──────── Provided data ────────

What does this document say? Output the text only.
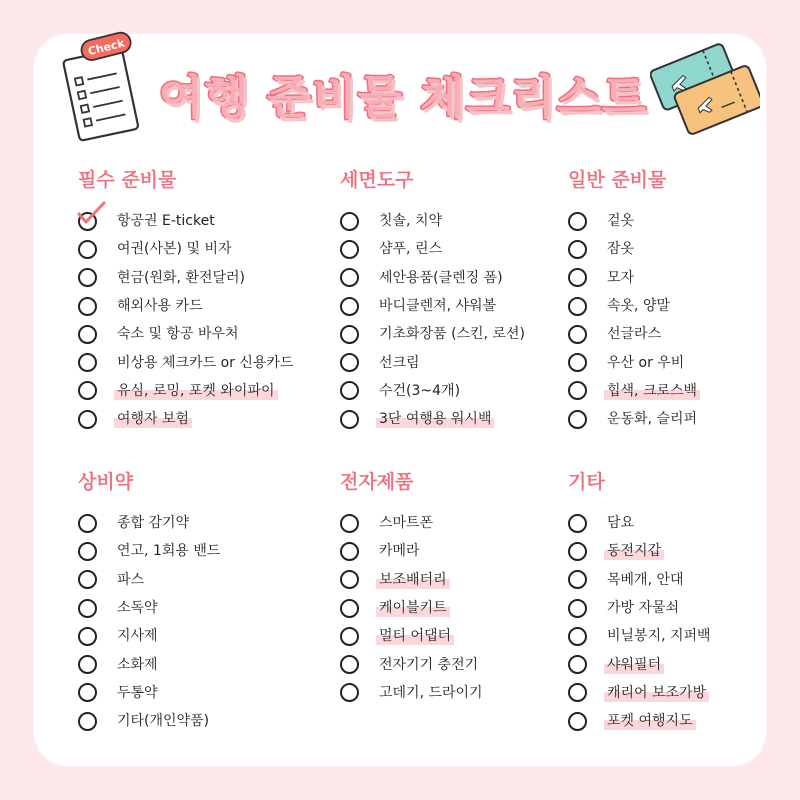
Check
여행 준비물 체크리스트
필수 준비물
항공권 E-ticket
여권(사본) 및 비자
현금(원화, 환전달러)
해외사용 카드
숙소 및 항공 바우처
비상용 체크카드 or 신용카드
유심, 로밍, 포켓 와이파이
여행자 보험
세면도구
칫솔, 치약
샴푸, 린스
세안용품(클렌징 폼)
바디클렌져, 샤워볼
기초화장품 (스킨, 로션)
선크림
수건(3~4개)
3단 여행용 워시백
일반 준비물
겉옷
잠옷
모자
속옷, 양말
선글라스
우산 or 우비
힙색, 크로스백
운동화, 슬리퍼
상비약
종합 감기약
연고, 1회용 밴드
파스
소독약
지사제
소화제
두통약
기타(개인약품)
전자제품
스마트폰
카메라
보조배터리
케이블키트
멀티 어댑터
전자기기 충전기
고데기, 드라이기
기타
담요
동전지갑
목베개, 안대
가방 자물쇠
비닐봉지, 지퍼백
샤워필터
캐리어 보조가방
포켓 여행지도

────────

## Goal
Leave the pictures out and print the records above exactly as they stand.

## Written answer
What does this document say? Output the text only.
Check
여행 준비물 체크리스트
필수 준비물
항공권 E-ticket
여권(사본) 및 비자
현금(원화, 환전달러)
해외사용 카드
숙소 및 항공 바우처
비상용 체크카드 or 신용카드
유심, 로밍, 포켓 와이파이
여행자 보험
세면도구
칫솔, 치약
샴푸, 린스
세안용품(클렌징 폼)
바디클렌져, 샤워볼
기초화장품 (스킨, 로션)
선크림
수건(3~4개)
3단 여행용 워시백
일반 준비물
겉옷
잠옷
모자
속옷, 양말
선글라스
우산 or 우비
힙색, 크로스백
운동화, 슬리퍼
상비약
종합 감기약
연고, 1회용 밴드
파스
소독약
지사제
소화제
두통약
기타(개인약품)
전자제품
스마트폰
카메라
보조배터리
케이블키트
멀티 어댑터
전자기기 충전기
고데기, 드라이기
기타
담요
동전지갑
목베개, 안대
가방 자물쇠
비닐봉지, 지퍼백
샤워필터
캐리어 보조가방
포켓 여행지도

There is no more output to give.